- **Short problem**:
Check every line of the entries that follow, and copy the ones containing "Richterliche".

- **Provided data**:
>>>>>

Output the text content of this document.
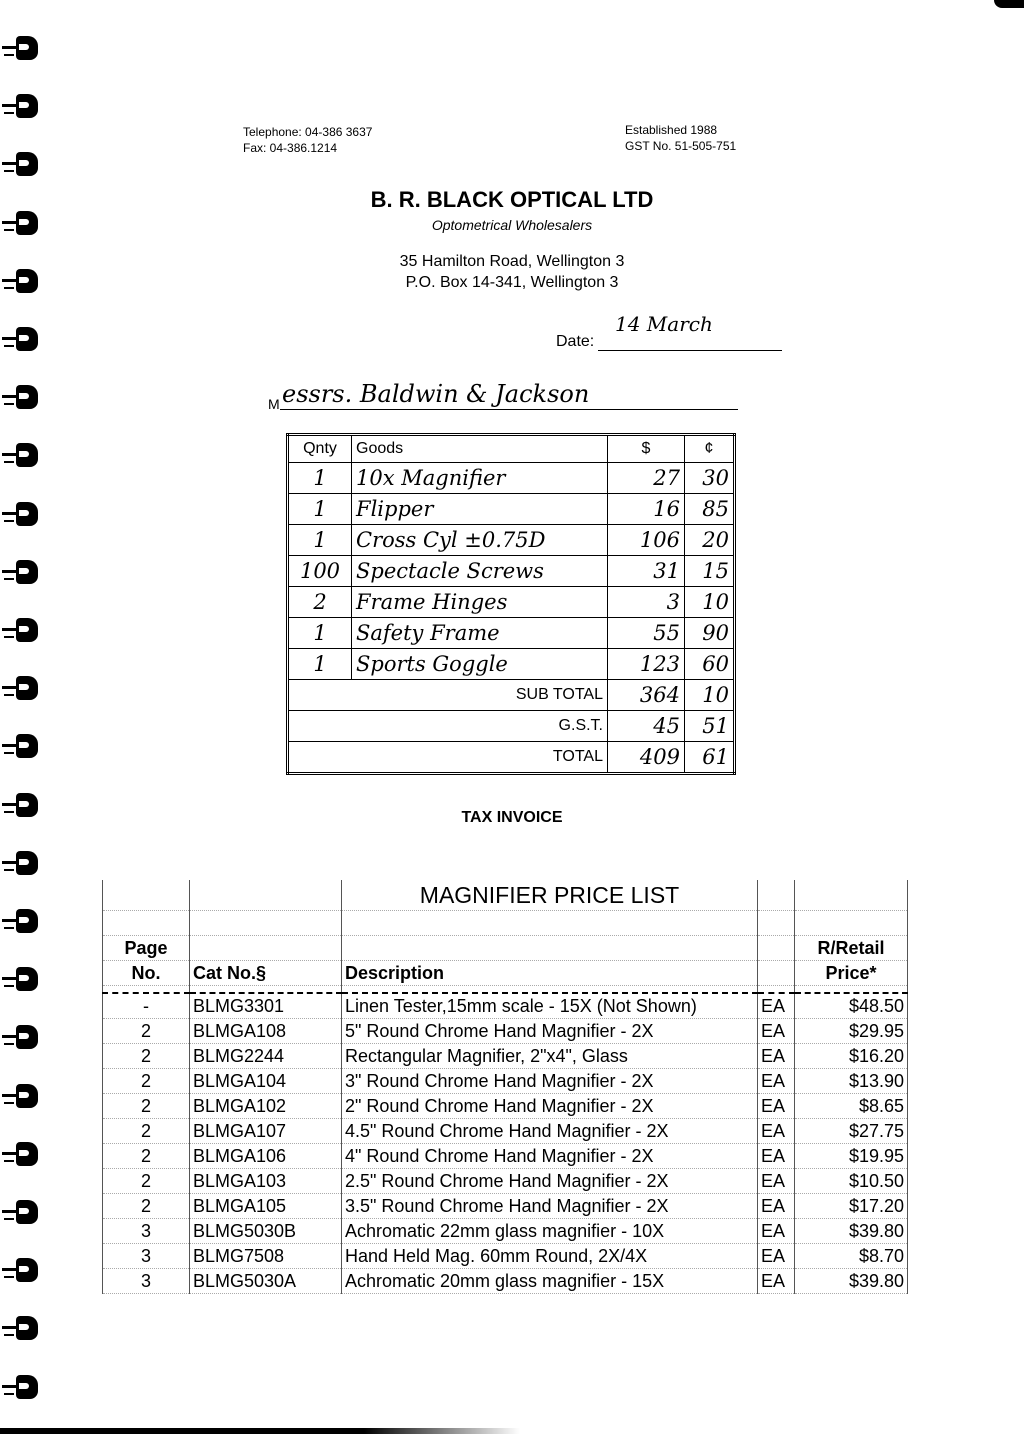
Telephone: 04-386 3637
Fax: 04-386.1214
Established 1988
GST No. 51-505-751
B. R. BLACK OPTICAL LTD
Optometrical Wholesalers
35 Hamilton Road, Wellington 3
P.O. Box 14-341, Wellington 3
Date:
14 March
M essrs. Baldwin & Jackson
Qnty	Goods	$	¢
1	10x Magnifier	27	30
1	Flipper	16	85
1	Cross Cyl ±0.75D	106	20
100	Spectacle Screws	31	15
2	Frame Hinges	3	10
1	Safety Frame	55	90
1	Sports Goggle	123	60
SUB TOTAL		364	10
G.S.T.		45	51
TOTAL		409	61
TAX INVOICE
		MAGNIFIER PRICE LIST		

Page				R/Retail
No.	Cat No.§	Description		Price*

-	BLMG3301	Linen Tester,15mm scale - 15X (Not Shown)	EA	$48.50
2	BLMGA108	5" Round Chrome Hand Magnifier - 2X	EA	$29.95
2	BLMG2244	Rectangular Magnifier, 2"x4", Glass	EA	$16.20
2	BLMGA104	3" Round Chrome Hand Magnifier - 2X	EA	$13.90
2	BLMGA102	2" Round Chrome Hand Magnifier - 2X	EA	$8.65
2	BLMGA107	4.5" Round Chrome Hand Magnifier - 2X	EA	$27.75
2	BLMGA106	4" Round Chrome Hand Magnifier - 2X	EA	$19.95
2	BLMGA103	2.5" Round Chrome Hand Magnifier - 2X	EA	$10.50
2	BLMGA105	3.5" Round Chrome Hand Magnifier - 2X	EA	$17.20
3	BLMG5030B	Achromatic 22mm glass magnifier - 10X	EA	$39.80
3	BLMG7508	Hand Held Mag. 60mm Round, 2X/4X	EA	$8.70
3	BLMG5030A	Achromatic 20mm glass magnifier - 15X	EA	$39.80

<<<<<
>>>>>

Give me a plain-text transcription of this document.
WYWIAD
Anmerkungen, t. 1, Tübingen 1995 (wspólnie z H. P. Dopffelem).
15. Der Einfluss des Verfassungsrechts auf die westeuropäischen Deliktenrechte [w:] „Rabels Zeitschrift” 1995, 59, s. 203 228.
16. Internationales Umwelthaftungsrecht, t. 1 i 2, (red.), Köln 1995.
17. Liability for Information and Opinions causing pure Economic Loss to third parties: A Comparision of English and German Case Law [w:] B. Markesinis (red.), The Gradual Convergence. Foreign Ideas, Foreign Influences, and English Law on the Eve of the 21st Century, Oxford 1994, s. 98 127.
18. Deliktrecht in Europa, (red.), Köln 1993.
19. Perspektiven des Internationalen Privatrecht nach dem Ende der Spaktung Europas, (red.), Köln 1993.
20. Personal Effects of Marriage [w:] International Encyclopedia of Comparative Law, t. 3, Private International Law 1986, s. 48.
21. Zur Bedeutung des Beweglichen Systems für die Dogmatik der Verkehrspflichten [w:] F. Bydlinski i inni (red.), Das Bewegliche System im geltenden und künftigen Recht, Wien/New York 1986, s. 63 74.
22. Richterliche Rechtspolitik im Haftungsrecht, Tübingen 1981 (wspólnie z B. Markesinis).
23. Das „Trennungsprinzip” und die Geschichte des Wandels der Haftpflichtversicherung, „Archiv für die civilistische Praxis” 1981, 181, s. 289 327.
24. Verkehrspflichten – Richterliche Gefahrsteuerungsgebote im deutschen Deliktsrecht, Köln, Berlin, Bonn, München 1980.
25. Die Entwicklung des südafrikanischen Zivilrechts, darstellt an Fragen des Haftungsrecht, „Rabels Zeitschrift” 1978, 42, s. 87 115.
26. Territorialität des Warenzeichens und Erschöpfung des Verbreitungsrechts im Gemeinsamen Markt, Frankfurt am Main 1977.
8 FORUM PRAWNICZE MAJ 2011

<<<<<

- **Written answer**:
22. Richterliche Rechtspolitik im Haftungsrecht, Tübingen 1981 (wspólnie z B. Markesinis).
24. Verkehrspflichten – Richterliche Gefahrsteuerungsgebote im deutschen Deliktsrecht, Köln, Berlin, Bonn, München 1980.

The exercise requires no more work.